## Aim of the exercise
All entries below need to be written out exactly, but without their pictures.

## Supplied entries

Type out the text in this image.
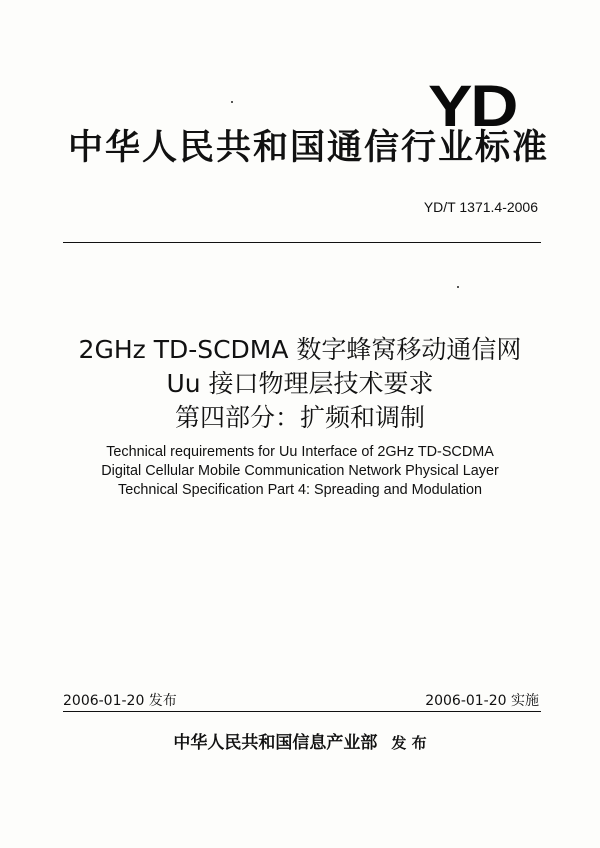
YD
中华人民共和国通信行业标准
YD/T 1371.4-2006
2GHz TD-SCDMA 数字蜂窝移动通信网
Uu 接口物理层技术要求
第四部分：扩频和调制
Technical requirements for Uu Interface of 2GHz TD-SCDMA
Digital Cellular Mobile Communication Network Physical Layer
Technical Specification Part 4: Spreading and Modulation
2006-01-20 发布	2006-01-20 实施
中华人民共和国信息产业部 发 布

## Task output
Type out the text in this image.
YD
中华人民共和国通信行业标准
YD/T 1371.4-2006
2GHz TD-SCDMA 数字蜂窝移动通信网
Uu 接口物理层技术要求
第四部分：扩频和调制
Technical requirements for Uu Interface of 2GHz TD-SCDMA
Digital Cellular Mobile Communication Network Physical Layer
Technical Specification Part 4: Spreading and Modulation
2006-01-20 发布	2006-01-20 实施
中华人民共和国信息产业部 发 布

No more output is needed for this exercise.